◆ What the task requires:
Gather every line holding the string "spaceship".

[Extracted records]
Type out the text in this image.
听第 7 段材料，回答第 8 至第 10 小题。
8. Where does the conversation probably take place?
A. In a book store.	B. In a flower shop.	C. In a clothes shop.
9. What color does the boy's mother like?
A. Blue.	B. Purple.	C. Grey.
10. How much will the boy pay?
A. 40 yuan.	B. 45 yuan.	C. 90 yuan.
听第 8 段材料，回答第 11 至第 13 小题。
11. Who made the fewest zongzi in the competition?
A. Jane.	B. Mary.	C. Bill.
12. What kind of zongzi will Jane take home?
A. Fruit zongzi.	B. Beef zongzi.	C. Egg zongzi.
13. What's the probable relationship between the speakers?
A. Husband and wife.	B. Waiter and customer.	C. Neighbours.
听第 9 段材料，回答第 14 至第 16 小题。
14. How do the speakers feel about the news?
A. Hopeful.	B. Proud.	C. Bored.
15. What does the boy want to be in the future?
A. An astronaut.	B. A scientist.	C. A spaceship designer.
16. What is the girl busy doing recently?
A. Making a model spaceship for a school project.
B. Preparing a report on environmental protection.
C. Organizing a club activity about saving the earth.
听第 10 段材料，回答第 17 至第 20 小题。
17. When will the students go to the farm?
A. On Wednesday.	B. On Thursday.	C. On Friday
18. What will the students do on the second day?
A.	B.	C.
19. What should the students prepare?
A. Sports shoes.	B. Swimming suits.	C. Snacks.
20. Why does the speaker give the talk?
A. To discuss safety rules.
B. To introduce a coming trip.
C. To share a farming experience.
==
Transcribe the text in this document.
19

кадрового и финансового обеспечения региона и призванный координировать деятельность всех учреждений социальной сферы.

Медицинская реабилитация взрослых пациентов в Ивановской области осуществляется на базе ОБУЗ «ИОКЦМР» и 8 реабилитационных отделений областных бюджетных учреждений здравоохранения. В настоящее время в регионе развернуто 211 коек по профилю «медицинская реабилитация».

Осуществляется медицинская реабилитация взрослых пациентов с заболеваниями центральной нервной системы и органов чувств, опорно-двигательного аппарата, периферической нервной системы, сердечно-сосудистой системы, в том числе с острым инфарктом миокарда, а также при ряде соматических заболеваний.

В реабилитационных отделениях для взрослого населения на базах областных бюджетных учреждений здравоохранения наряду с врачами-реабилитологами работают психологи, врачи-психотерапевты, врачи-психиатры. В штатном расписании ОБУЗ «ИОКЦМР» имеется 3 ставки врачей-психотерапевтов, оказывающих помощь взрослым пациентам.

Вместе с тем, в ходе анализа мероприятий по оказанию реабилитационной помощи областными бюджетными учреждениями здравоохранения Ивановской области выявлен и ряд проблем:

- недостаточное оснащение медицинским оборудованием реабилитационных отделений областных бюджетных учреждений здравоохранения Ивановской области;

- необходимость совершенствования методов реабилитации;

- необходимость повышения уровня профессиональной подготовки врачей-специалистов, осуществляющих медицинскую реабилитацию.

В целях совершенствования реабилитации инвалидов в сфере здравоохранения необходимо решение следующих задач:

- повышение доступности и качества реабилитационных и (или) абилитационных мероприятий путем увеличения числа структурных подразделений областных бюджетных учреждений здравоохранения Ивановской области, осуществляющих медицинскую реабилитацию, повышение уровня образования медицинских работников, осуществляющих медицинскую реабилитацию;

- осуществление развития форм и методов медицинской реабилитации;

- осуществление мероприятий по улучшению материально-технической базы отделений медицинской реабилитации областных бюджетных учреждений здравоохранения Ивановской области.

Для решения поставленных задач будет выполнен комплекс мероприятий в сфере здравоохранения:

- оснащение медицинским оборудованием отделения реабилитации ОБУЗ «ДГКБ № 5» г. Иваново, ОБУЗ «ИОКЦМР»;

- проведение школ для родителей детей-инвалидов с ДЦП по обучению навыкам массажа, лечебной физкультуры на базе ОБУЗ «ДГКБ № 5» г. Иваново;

◆ Task result:
A. An astronaut.	B. A scientist.	C. A spaceship designer.
A. Making a model spaceship for a school project.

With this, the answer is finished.